In full and without alteration, write out the records.

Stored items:
● ● ● ● ●

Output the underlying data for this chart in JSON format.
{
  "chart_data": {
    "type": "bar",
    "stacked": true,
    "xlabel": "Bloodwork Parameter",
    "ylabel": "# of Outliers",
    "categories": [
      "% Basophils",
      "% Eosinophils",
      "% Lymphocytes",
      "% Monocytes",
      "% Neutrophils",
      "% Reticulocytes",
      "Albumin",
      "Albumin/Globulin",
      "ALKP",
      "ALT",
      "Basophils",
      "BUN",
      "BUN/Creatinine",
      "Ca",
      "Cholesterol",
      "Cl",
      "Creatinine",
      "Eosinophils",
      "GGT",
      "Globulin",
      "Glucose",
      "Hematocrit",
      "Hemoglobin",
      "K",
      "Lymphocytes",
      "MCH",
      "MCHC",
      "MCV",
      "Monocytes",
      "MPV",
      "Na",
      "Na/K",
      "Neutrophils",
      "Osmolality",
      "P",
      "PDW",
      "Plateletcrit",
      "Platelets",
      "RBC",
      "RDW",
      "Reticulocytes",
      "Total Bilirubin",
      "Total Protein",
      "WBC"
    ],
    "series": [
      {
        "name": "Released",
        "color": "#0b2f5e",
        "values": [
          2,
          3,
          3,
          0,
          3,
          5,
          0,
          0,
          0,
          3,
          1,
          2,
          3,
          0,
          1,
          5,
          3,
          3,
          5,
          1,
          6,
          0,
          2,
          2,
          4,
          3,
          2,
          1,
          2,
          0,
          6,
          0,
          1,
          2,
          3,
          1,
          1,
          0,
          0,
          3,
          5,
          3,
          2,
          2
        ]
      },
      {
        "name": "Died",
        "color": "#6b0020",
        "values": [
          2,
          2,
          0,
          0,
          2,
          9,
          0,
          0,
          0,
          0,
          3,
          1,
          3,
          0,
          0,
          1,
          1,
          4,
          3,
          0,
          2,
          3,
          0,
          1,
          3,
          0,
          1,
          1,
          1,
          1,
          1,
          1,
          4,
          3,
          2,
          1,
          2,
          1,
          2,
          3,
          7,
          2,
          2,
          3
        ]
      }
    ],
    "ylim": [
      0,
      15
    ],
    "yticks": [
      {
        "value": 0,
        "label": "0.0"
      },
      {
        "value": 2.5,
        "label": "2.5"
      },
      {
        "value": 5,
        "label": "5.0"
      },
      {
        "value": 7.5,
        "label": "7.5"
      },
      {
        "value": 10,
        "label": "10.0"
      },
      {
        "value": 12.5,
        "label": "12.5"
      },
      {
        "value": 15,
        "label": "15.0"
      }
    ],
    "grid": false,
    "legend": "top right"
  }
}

● ● ● ● ●

## Answer section
Output the underlying data for this chart in JSON format.
{
  "chart_data": {
    "type": "bar",
    "stacked": true,
    "xlabel": "Bloodwork Parameter",
    "ylabel": "# of Outliers",
    "categories": [
      "% Basophils",
      "% Eosinophils",
      "% Lymphocytes",
      "% Monocytes",
      "% Neutrophils",
      "% Reticulocytes",
      "Albumin",
      "Albumin/Globulin",
      "ALKP",
      "ALT",
      "Basophils",
      "BUN",
      "BUN/Creatinine",
      "Ca",
      "Cholesterol",
      "Cl",
      "Creatinine",
      "Eosinophils",
      "GGT",
      "Globulin",
      "Glucose",
      "Hematocrit",
      "Hemoglobin",
      "K",
      "Lymphocytes",
      "MCH",
      "MCHC",
      "MCV",
      "Monocytes",
      "MPV",
      "Na",
      "Na/K",
      "Neutrophils",
      "Osmolality",
      "P",
      "PDW",
      "Plateletcrit",
      "Platelets",
      "RBC",
      "RDW",
      "Reticulocytes",
      "Total Bilirubin",
      "Total Protein",
      "WBC"
    ],
    "series": [
      {
        "name": "Released",
        "color": "#0b2f5e",
        "values": [
          2,
          3,
          3,
          0,
          3,
          5,
          0,
          0,
          0,
          3,
          1,
          2,
          3,
          0,
          1,
          5,
          3,
          3,
          5,
          1,
          6,
          0,
          2,
          2,
          4,
          3,
          2,
          1,
          2,
          0,
          6,
          0,
          1,
          2,
          3,
          1,
          1,
          0,
          0,
          3,
          5,
          3,
          2,
          2
        ]
      },
      {
        "name": "Died",
        "color": "#6b0020",
        "values": [
          2,
          2,
          0,
          0,
          2,
          9,
          0,
          0,
          0,
          0,
          3,
          1,
          3,
          0,
          0,
          1,
          1,
          4,
          3,
          0,
          2,
          3,
          0,
          1,
          3,
          0,
          1,
          1,
          1,
          1,
          1,
          1,
          4,
          3,
          2,
          1,
          2,
          1,
          2,
          3,
          7,
          2,
          2,
          3
        ]
      }
    ],
    "ylim": [
      0,
      15
    ],
    "yticks": [
      {
        "value": 0,
        "label": "0.0"
      },
      {
        "value": 2.5,
        "label": "2.5"
      },
      {
        "value": 5,
        "label": "5.0"
      },
      {
        "value": 7.5,
        "label": "7.5"
      },
      {
        "value": 10,
        "label": "10.0"
      },
      {
        "value": 12.5,
        "label": "12.5"
      },
      {
        "value": 15,
        "label": "15.0"
      }
    ],
    "grid": false,
    "legend": "top right"
  }
}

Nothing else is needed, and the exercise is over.